# [Request]
Each line of the data that includes the string "height" is to be copied out.
[start Entries shown]
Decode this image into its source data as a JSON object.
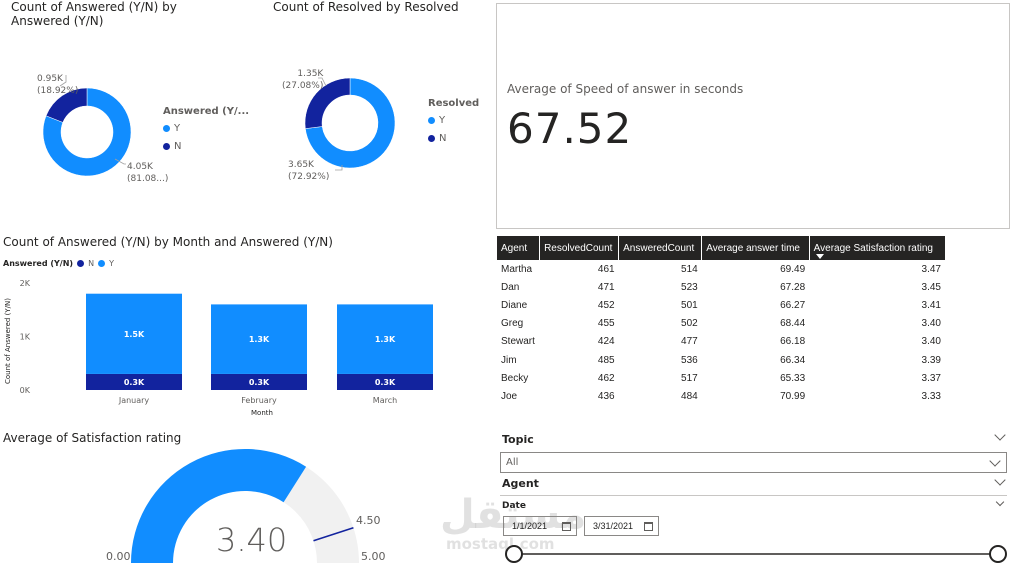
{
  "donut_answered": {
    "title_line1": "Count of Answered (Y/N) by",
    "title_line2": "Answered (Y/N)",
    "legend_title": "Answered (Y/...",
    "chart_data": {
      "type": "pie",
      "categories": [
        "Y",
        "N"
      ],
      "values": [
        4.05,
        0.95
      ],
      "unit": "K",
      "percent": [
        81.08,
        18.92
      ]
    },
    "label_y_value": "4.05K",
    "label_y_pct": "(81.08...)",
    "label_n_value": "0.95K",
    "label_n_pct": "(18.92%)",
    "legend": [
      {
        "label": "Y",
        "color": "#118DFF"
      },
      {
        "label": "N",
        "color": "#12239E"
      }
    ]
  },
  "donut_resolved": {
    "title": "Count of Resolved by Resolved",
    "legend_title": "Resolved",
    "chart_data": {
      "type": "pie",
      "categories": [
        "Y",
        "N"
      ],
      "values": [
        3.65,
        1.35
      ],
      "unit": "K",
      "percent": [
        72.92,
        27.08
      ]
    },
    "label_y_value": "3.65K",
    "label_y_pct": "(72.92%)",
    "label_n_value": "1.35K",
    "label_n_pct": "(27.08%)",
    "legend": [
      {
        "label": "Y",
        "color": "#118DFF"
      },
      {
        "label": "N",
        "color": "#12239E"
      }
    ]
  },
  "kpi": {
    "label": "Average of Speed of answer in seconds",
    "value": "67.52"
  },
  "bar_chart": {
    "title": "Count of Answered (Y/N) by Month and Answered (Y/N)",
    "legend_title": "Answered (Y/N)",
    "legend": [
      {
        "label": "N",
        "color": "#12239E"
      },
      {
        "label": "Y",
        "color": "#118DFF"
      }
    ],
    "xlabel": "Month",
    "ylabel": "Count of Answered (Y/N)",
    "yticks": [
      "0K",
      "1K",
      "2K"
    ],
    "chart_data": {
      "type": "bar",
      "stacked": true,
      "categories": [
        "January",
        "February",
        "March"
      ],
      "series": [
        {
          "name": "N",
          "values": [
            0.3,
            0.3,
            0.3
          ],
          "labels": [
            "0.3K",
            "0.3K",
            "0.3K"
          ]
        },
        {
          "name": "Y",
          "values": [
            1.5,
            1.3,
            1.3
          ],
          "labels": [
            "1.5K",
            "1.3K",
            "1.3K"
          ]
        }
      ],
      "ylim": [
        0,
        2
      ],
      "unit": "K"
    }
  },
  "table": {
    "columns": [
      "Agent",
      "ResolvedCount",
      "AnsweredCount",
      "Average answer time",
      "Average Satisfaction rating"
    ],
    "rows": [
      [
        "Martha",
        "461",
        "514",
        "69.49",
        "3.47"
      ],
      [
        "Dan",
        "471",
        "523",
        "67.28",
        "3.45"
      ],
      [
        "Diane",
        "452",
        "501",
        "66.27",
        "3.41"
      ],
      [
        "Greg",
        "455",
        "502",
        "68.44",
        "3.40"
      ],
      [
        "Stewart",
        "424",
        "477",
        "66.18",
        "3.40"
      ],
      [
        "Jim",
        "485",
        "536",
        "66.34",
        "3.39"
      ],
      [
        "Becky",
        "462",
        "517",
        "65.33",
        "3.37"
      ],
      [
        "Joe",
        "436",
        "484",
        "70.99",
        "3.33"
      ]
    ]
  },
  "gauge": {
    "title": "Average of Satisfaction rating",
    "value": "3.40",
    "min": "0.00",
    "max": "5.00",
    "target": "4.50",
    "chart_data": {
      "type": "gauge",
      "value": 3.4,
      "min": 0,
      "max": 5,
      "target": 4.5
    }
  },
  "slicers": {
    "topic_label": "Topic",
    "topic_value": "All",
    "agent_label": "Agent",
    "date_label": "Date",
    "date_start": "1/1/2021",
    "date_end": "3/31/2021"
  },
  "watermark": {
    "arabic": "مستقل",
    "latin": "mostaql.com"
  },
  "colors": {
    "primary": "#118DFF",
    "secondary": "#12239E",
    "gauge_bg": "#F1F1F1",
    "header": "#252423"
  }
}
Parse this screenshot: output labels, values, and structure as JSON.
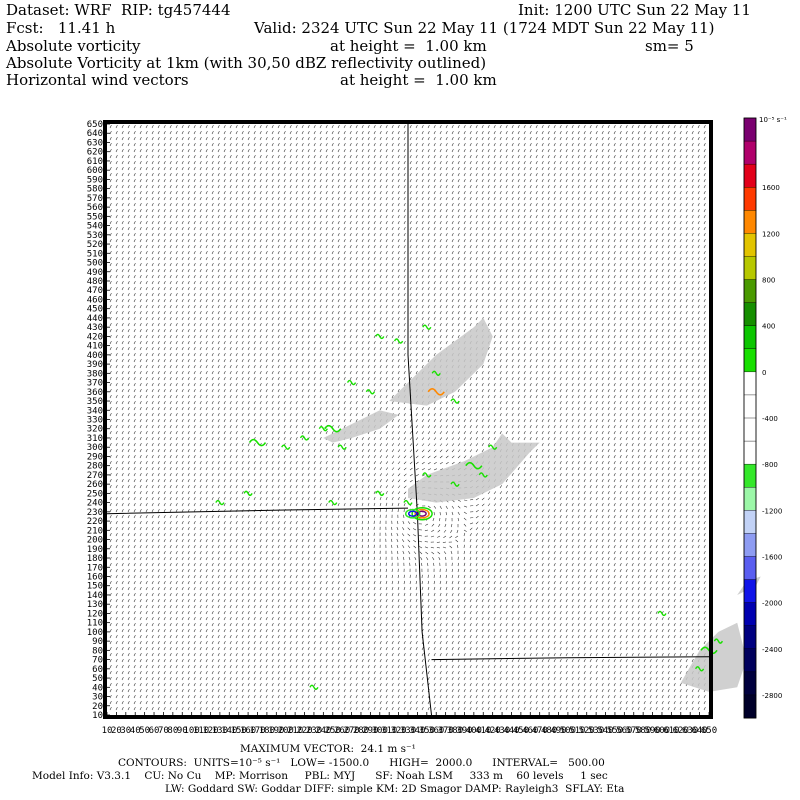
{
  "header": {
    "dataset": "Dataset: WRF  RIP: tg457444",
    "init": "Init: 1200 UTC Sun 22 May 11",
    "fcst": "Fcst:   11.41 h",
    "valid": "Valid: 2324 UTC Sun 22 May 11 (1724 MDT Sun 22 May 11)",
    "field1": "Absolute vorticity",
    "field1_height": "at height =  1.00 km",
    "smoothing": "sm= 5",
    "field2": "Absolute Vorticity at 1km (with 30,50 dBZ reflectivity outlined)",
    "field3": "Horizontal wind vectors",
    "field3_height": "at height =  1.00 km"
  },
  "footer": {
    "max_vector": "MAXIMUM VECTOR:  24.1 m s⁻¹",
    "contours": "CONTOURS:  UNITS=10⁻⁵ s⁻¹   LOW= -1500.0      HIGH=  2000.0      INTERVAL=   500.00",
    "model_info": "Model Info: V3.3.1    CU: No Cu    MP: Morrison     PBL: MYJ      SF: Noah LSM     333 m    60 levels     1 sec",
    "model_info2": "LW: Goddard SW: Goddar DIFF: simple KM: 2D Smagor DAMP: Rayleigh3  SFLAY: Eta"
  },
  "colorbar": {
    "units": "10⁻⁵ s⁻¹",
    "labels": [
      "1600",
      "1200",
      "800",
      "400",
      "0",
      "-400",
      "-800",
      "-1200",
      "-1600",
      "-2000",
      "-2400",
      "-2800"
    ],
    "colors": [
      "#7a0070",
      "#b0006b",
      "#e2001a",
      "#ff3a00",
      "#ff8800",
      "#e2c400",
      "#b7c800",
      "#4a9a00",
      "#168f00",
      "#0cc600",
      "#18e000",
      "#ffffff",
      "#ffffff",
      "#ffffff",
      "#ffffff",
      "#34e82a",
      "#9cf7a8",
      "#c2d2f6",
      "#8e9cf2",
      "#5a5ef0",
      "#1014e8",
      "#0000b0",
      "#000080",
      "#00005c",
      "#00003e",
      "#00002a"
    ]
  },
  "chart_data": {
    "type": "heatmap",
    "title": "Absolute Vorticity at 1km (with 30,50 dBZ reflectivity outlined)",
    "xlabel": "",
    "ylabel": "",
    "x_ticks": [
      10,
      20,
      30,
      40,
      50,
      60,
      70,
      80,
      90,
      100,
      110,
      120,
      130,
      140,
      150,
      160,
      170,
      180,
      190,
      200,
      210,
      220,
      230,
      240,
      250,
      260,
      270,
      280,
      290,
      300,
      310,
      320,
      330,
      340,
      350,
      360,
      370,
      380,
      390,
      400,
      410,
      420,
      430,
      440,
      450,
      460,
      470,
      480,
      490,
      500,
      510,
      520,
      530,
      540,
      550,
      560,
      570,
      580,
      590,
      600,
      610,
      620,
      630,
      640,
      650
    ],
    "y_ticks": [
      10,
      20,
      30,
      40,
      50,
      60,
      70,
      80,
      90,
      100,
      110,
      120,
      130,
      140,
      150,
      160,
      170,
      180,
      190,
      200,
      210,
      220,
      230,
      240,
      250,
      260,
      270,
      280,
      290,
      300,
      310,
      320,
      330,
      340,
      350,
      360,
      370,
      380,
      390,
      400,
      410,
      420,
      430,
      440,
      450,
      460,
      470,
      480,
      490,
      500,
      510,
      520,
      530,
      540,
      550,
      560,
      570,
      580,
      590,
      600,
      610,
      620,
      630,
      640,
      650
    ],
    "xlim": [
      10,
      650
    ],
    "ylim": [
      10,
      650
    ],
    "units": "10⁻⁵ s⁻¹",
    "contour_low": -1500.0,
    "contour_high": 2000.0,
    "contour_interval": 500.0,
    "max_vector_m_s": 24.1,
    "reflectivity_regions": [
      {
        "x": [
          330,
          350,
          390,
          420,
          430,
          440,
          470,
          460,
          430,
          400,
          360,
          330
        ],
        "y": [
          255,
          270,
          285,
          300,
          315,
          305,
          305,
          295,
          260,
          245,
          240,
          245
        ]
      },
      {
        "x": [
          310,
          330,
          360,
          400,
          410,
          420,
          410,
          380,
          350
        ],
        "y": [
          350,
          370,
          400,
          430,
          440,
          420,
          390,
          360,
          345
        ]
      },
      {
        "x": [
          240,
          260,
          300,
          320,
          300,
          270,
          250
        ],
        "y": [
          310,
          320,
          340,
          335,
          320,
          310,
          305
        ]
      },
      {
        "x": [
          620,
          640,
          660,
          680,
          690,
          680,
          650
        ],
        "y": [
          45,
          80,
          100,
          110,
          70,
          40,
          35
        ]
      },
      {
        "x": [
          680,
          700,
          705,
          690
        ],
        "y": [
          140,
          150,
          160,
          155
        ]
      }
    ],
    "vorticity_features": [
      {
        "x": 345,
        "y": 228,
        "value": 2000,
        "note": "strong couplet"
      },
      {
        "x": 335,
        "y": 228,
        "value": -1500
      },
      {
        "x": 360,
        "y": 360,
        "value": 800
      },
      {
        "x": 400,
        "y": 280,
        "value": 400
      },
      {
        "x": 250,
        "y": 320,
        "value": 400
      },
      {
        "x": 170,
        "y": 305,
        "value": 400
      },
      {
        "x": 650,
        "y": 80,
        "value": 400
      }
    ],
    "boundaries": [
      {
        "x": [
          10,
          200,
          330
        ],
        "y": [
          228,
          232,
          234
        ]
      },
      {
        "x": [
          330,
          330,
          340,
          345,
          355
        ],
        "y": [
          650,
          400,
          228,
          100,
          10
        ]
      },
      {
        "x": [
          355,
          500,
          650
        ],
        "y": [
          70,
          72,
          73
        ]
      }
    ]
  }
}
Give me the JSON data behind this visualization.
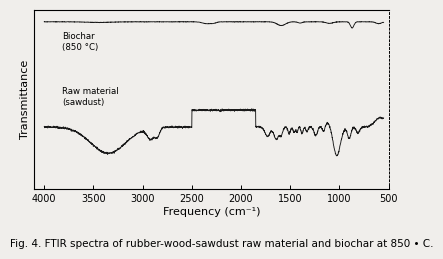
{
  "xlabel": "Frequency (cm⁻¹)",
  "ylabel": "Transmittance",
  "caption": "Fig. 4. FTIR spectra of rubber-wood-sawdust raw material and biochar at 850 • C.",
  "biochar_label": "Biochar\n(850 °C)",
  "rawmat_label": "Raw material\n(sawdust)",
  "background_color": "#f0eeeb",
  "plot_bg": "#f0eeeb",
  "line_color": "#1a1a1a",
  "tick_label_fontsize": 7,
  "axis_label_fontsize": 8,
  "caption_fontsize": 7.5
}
[end Entries shown]
# [Answer to this exercise]
    "field1_height": "at height =  1.00 km",
    "field3_height": "at height =  1.00 km"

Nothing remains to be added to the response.